# Advice needed to why my new rabbit has started biting



## K1nS (Feb 8, 2010)

Hiya everyone, sorry I know I have only just joined and i'm already asking for your advice  I just can't seem to find any answers to why this is happening from anyone else..

Soo... I got my bunny, Smudge last Wednesday (3rd Feb) from a friend at work who breeds them, she is an Old English cross with a Lion head (just incase it makes any difference to her behaviour) She seemed fine at first, she loved being picked up and cuddled because my friend has been doing that since she was born. Then the other day, when my Fiance was holding her, she started to dig him and then biting him too. Its not bites that would cause harm but they do hurt a little (I have to make sure I have a jumper on incase she gets my skin) Now I thought that maybe she was doing it to try and get comfy on him. I know thats what my dog does at night, she digs her bed and bites it to get it right for her, so I thought maybe it was the same thing?

+---+

> **GIVEN TASK A**:
Could you pull out the passage of the rabbit-biting thread from "# Advice needed" up to and including "from anyone else..", word for word?
> **GIVEN TASK B**:
In the rows, from the first line up to and including the line with "top-bar: Algebra M", can you swap "Algebra" for "Geometry" and return only those lines, otherwise unchanged?

+---+

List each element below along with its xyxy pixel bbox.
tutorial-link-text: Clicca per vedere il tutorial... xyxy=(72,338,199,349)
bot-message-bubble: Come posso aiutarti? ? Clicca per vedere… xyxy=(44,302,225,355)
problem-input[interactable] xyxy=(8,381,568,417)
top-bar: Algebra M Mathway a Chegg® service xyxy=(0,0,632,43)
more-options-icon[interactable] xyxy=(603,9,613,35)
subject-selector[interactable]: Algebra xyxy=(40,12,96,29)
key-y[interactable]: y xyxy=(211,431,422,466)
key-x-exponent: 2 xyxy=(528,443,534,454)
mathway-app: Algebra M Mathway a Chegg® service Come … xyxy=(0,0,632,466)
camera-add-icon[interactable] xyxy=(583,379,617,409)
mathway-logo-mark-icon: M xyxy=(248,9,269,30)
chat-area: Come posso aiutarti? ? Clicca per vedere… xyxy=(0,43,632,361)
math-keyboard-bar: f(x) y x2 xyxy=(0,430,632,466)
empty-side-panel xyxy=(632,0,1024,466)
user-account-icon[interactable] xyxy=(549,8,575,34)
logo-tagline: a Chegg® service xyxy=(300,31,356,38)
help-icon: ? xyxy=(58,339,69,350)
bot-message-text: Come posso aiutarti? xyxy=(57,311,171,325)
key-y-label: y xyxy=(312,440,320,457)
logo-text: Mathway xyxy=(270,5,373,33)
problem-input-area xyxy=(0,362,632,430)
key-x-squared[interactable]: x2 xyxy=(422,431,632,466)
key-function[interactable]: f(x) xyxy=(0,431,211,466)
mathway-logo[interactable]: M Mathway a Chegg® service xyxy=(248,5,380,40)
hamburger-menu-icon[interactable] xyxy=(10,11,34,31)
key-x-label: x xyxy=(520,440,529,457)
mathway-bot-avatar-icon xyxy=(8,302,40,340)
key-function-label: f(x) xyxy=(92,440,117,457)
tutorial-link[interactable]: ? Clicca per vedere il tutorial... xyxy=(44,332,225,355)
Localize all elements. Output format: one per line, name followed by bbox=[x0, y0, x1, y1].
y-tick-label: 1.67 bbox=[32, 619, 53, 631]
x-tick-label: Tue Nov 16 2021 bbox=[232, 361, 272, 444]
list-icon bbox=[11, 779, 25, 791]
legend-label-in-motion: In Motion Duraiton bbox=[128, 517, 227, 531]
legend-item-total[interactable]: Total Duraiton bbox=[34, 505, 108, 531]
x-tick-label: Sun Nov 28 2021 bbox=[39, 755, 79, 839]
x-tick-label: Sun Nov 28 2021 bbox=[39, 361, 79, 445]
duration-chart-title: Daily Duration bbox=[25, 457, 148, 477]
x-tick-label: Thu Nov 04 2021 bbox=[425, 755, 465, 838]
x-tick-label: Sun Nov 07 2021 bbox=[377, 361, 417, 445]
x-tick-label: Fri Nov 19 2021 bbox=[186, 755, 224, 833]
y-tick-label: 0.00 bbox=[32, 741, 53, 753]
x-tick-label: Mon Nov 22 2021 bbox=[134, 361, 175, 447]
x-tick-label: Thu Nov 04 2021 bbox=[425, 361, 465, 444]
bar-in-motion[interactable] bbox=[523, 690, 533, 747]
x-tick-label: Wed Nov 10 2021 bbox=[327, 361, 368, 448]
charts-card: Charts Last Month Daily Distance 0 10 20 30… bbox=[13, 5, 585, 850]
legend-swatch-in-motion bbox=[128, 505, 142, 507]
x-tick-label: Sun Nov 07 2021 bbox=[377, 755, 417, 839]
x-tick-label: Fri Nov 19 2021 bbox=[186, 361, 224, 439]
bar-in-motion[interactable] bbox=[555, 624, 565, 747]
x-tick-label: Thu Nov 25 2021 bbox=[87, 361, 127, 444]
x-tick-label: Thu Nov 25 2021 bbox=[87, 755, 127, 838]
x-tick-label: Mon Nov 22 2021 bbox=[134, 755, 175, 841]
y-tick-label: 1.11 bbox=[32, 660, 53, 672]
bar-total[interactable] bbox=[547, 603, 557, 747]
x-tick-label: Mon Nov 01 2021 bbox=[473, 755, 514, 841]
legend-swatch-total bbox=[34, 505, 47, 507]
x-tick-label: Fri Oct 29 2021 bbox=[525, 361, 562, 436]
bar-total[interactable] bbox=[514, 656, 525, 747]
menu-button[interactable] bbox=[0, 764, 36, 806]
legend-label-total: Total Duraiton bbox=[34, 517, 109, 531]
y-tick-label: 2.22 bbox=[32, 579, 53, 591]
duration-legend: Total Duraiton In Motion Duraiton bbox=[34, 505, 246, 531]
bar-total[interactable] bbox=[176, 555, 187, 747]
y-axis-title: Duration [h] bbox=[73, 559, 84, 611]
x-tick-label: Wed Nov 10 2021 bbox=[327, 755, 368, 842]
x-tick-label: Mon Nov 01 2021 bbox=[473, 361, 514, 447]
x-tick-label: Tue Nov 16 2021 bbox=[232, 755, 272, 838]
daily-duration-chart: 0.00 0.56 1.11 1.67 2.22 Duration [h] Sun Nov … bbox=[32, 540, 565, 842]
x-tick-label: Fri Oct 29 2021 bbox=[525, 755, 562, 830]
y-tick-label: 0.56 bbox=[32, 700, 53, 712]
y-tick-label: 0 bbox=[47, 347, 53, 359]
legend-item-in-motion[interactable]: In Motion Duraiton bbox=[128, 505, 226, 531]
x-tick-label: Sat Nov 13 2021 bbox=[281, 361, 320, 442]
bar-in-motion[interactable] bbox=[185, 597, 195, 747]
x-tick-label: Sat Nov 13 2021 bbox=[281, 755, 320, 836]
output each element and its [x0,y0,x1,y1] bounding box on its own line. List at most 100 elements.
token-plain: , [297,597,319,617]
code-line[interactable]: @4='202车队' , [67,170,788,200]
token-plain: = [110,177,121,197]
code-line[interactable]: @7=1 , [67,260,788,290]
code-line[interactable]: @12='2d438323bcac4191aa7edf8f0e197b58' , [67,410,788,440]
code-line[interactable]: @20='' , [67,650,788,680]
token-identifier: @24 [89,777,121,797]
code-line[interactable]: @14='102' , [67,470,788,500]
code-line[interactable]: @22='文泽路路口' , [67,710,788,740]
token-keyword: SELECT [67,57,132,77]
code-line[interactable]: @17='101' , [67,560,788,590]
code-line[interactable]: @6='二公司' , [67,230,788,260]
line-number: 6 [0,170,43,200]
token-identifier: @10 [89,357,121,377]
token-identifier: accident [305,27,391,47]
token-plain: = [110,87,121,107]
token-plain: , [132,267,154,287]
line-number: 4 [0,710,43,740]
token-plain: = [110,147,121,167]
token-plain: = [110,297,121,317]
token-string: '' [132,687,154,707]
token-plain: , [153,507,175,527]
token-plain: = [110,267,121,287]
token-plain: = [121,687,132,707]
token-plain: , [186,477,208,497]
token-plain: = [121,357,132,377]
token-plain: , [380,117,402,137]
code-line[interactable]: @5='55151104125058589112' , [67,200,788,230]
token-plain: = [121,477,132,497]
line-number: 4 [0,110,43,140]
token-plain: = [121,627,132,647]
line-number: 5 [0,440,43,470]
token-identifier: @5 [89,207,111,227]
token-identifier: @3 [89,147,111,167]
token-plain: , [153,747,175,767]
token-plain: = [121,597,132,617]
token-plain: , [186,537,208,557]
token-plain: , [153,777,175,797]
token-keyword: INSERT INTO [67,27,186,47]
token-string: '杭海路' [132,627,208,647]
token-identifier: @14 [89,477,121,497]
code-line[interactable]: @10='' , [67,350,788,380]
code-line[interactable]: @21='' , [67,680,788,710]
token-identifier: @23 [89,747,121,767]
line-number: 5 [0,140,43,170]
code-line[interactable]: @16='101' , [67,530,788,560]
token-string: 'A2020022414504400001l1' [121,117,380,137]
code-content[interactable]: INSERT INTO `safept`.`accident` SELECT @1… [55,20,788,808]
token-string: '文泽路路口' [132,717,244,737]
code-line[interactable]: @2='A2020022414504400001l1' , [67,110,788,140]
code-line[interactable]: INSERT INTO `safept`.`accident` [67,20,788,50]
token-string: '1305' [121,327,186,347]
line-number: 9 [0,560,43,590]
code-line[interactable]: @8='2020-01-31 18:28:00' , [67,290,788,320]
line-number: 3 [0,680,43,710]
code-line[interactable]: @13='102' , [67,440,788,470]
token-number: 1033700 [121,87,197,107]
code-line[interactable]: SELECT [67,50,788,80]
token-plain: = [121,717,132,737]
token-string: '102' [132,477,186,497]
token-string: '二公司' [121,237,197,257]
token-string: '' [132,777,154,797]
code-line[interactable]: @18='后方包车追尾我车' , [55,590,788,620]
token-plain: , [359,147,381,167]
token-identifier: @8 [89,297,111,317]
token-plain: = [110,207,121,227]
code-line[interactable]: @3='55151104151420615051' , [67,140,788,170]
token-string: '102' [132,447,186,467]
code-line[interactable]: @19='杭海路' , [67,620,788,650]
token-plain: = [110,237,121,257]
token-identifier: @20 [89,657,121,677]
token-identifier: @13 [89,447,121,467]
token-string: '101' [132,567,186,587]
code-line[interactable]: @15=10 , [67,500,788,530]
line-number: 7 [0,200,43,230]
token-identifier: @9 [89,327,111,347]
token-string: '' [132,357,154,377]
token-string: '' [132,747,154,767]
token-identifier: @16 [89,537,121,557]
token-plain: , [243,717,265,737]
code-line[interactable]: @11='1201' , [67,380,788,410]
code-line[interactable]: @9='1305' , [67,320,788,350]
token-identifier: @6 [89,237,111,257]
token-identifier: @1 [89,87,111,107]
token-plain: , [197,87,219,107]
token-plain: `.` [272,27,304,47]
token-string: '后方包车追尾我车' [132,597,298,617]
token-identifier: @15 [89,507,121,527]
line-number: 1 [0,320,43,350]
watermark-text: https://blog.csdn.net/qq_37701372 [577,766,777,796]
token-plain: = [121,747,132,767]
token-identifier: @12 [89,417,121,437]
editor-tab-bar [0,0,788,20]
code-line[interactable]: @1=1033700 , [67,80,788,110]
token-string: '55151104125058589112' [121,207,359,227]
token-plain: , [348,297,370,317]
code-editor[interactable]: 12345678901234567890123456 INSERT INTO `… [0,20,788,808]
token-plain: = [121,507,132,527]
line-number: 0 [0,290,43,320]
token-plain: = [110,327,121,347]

+---+

> **TASK OUTPUT A**:
# Advice needed to why my new rabbit has started biting



## K1nS (Feb 8, 2010)

Hiya everyone, sorry I know I have only just joined and i'm already asking for your advice  I just can't seem to find any answers to why this is happening from anyone else..

> **TASK OUTPUT B**:
List each element below along with its xyxy pixel bbox.
tutorial-link-text: Clicca per vedere il tutorial... xyxy=(72,338,199,349)
bot-message-bubble: Come posso aiutarti? ? Clicca per vedere… xyxy=(44,302,225,355)
problem-input[interactable] xyxy=(8,381,568,417)
top-bar: Geometry M Mathway a Chegg® service xyxy=(0,0,632,43)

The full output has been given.